### EXTRACTED RECORDS
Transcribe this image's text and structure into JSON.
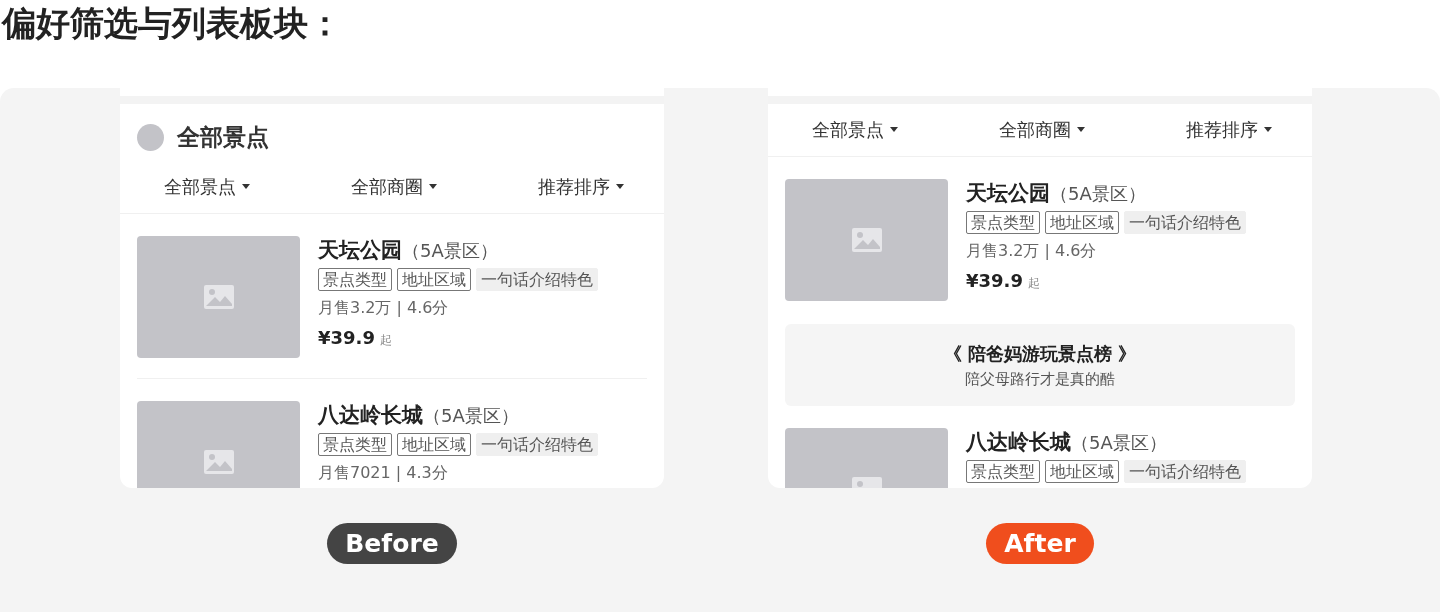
{
  "heading": "偏好筛选与列表板块：",
  "panels": [
    {
      "header": {
        "title": "全部景点"
      },
      "filters": [
        {
          "label": "全部景点"
        },
        {
          "label": "全部商圈"
        },
        {
          "label": "推荐排序"
        }
      ],
      "items": [
        {
          "kind": "spot",
          "name": "天坛公园",
          "level": "（5A景区）",
          "tags": [
            {
              "kind": "outline",
              "text": "景点类型"
            },
            {
              "kind": "outline",
              "text": "地址区域"
            },
            {
              "kind": "filled",
              "text": "一句话介绍特色"
            }
          ],
          "stats": "月售3.2万 | 4.6分",
          "price": "¥39.9",
          "price_suffix": "起"
        },
        {
          "kind": "spot",
          "name": "八达岭长城",
          "level": "（5A景区）",
          "tags": [
            {
              "kind": "outline",
              "text": "景点类型"
            },
            {
              "kind": "outline",
              "text": "地址区域"
            },
            {
              "kind": "filled",
              "text": "一句话介绍特色"
            }
          ],
          "stats": "月售7021 | 4.3分"
        }
      ],
      "badge": {
        "kind": "before",
        "label": "Before"
      }
    },
    {
      "filters": [
        {
          "label": "全部景点"
        },
        {
          "label": "全部商圈"
        },
        {
          "label": "推荐排序"
        }
      ],
      "items": [
        {
          "kind": "spot",
          "name": "天坛公园",
          "level": "（5A景区）",
          "tags": [
            {
              "kind": "outline",
              "text": "景点类型"
            },
            {
              "kind": "outline",
              "text": "地址区域"
            },
            {
              "kind": "filled",
              "text": "一句话介绍特色"
            }
          ],
          "stats": "月售3.2万 | 4.6分",
          "price": "¥39.9",
          "price_suffix": "起"
        },
        {
          "kind": "banner",
          "title": "《 陪爸妈游玩景点榜 》",
          "subtitle": "陪父母路行才是真的酷"
        },
        {
          "kind": "spot",
          "name": "八达岭长城",
          "level": "（5A景区）",
          "tags": [
            {
              "kind": "outline",
              "text": "景点类型"
            },
            {
              "kind": "outline",
              "text": "地址区域"
            },
            {
              "kind": "filled",
              "text": "一句话介绍特色"
            }
          ]
        }
      ],
      "badge": {
        "kind": "after",
        "label": "After"
      }
    }
  ]
}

### PROBLEM TO WORK ON
Quote the entries in full. Any image among them is to be omitted from the copy.

### IN RESPONSE
Transcribe this image's text and structure into JSON.
{
  "heading": "偏好筛选与列表板块：",
  "panels": [
    {
      "header": {
        "title": "全部景点"
      },
      "filters": [
        {
          "label": "全部景点"
        },
        {
          "label": "全部商圈"
        },
        {
          "label": "推荐排序"
        }
      ],
      "items": [
        {
          "kind": "spot",
          "name": "天坛公园",
          "level": "（5A景区）",
          "tags": [
            {
              "kind": "outline",
              "text": "景点类型"
            },
            {
              "kind": "outline",
              "text": "地址区域"
            },
            {
              "kind": "filled",
              "text": "一句话介绍特色"
            }
          ],
          "stats": "月售3.2万 | 4.6分",
          "price": "¥39.9",
          "price_suffix": "起"
        },
        {
          "kind": "spot",
          "name": "八达岭长城",
          "level": "（5A景区）",
          "tags": [
            {
              "kind": "outline",
              "text": "景点类型"
            },
            {
              "kind": "outline",
              "text": "地址区域"
            },
            {
              "kind": "filled",
              "text": "一句话介绍特色"
            }
          ],
          "stats": "月售7021 | 4.3分"
        }
      ],
      "badge": {
        "kind": "before",
        "label": "Before"
      }
    },
    {
      "filters": [
        {
          "label": "全部景点"
        },
        {
          "label": "全部商圈"
        },
        {
          "label": "推荐排序"
        }
      ],
      "items": [
        {
          "kind": "spot",
          "name": "天坛公园",
          "level": "（5A景区）",
          "tags": [
            {
              "kind": "outline",
              "text": "景点类型"
            },
            {
              "kind": "outline",
              "text": "地址区域"
            },
            {
              "kind": "filled",
              "text": "一句话介绍特色"
            }
          ],
          "stats": "月售3.2万 | 4.6分",
          "price": "¥39.9",
          "price_suffix": "起"
        },
        {
          "kind": "banner",
          "title": "《 陪爸妈游玩景点榜 》",
          "subtitle": "陪父母路行才是真的酷"
        },
        {
          "kind": "spot",
          "name": "八达岭长城",
          "level": "（5A景区）",
          "tags": [
            {
              "kind": "outline",
              "text": "景点类型"
            },
            {
              "kind": "outline",
              "text": "地址区域"
            },
            {
              "kind": "filled",
              "text": "一句话介绍特色"
            }
          ]
        }
      ],
      "badge": {
        "kind": "after",
        "label": "After"
      }
    }
  ]
}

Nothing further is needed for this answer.